What is needed → Count the lines that include the string "的上表面之后", and give only that number.

Data excerpts

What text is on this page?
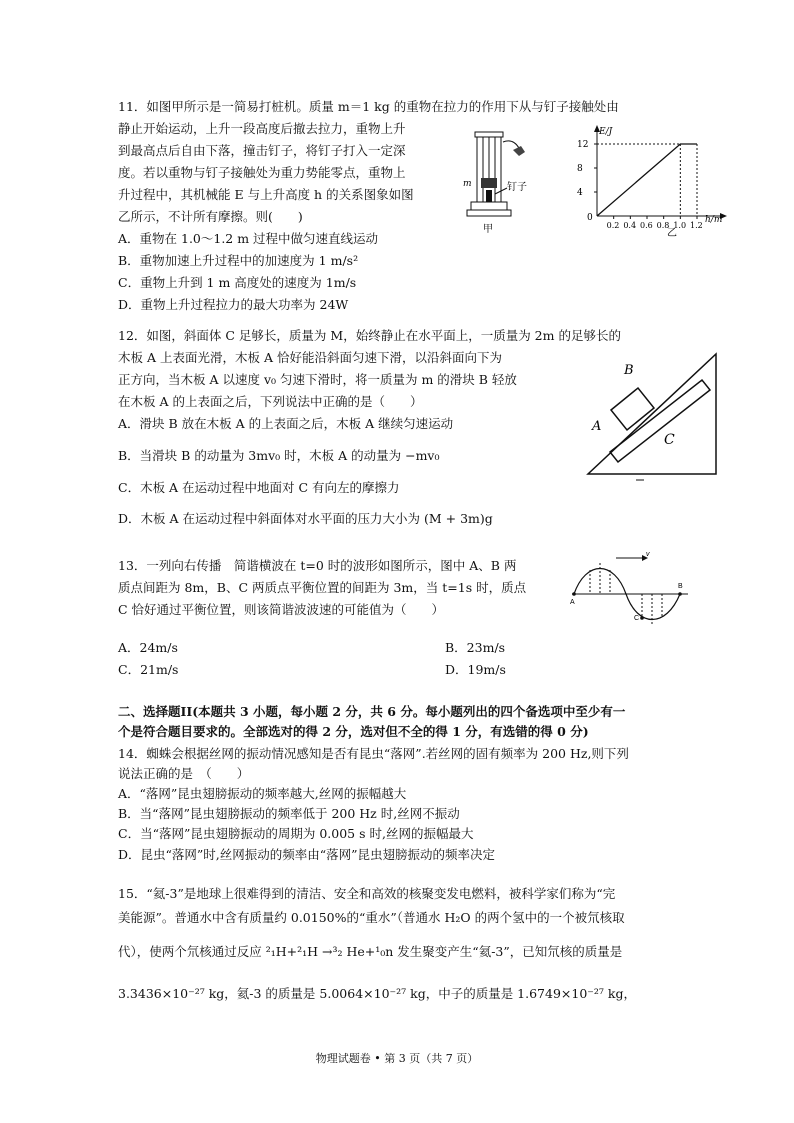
11．如图甲所示是一简易打桩机。质量 m＝1 kg 的重物在拉力的作用下从与钉子接触处由
静止开始运动，上升一段高度后撤去拉力，重物上升
到最高点后自由下落，撞击钉子，将钉子打入一定深
度。若以重物与钉子接触处为重力势能零点，重物上
升过程中，其机械能 E 与上升高度 h 的关系图象如图
乙所示，不计所有摩擦。则(　　)
A．重物在 1.0～1.2 m 过程中做匀速直线运动
B．重物加速上升过程中的加速度为 1 m/s²
C．重物上升到 1 m 高度处的速度为 1m/s
D．重物上升过程拉力的最大功率为 24W
m	钉子
甲
E/J
h/m
0
12
8
4
0.2 0.4 0.6 0.8 1.0 1.2
乙
12．如图，斜面体 C 足够长，质量为 M，始终静止在水平面上，一质量为 2m 的足够长的
木板 A 上表面光滑，木板 A 恰好能沿斜面匀速下滑，以沿斜面向下为
正方向，当木板 A 以速度 v₀ 匀速下滑时，将一质量为 m 的滑块 B 轻放
在木板 A 的上表面之后，下列说法中正确的是（　　）
A．滑块 B 放在木板 A 的上表面之后，木板 A 继续匀速运动
B．当滑块 B 的动量为 3mv₀ 时，木板 A 的动量为 −mv₀
C．木板 A 在运动过程中地面对 C 有向左的摩擦力
D．木板 A 在运动过程中斜面体对水平面的压力大小为 (M + 3m)g
B
A
C
13．一列向右传播　简谐横波在 t=0 时的波形如图所示，图中 A、B 两
质点间距为 8m，B、C 两质点平衡位置的间距为 3m，当 t=1s 时，质点
C 恰好通过平衡位置，则该简谐波波速的可能值为（　　）
A．24m/s	B．23m/s
C．21m/s	D．19m/s
v
A
B
C
二、选择题II(本题共 3 小题，每小题 2 分，共 6 分。每小题列出的四个备选项中至少有一
个是符合题目要求的。全部选对的得 2 分，选对但不全的得 1 分，有选错的得 0 分)
14．蜘蛛会根据丝网的振动情况感知是否有昆虫“落网”.若丝网的固有频率为 200 Hz,则下列
说法正确的是　（　　）
A．“落网”昆虫翅膀振动的频率越大,丝网的振幅越大
B．当“落网”昆虫翅膀振动的频率低于 200 Hz 时,丝网不振动
C．当“落网”昆虫翅膀振动的周期为 0.005 s 时,丝网的振幅最大
D．昆虫“落网”时,丝网振动的频率由“落网”昆虫翅膀振动的频率决定
15．“氦-3”是地球上很难得到的清洁、安全和高效的核聚变发电燃料，被科学家们称为“完
美能源”。普通水中含有质量约 0.0150%的“重水”（普通水 H₂O 的两个氢中的一个被氘核取
代），使两个氘核通过反应 ²₁H+²₁H →³₂ He+¹₀n 发生聚变产生“氦-3”，已知氘核的质量是
3.3436×10⁻²⁷ kg，氦-3 的质量是 5.0064×10⁻²⁷ kg，中子的质量是 1.6749×10⁻²⁷ kg，
物理试题卷 • 第 3 页（共 7 页）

Final result → 2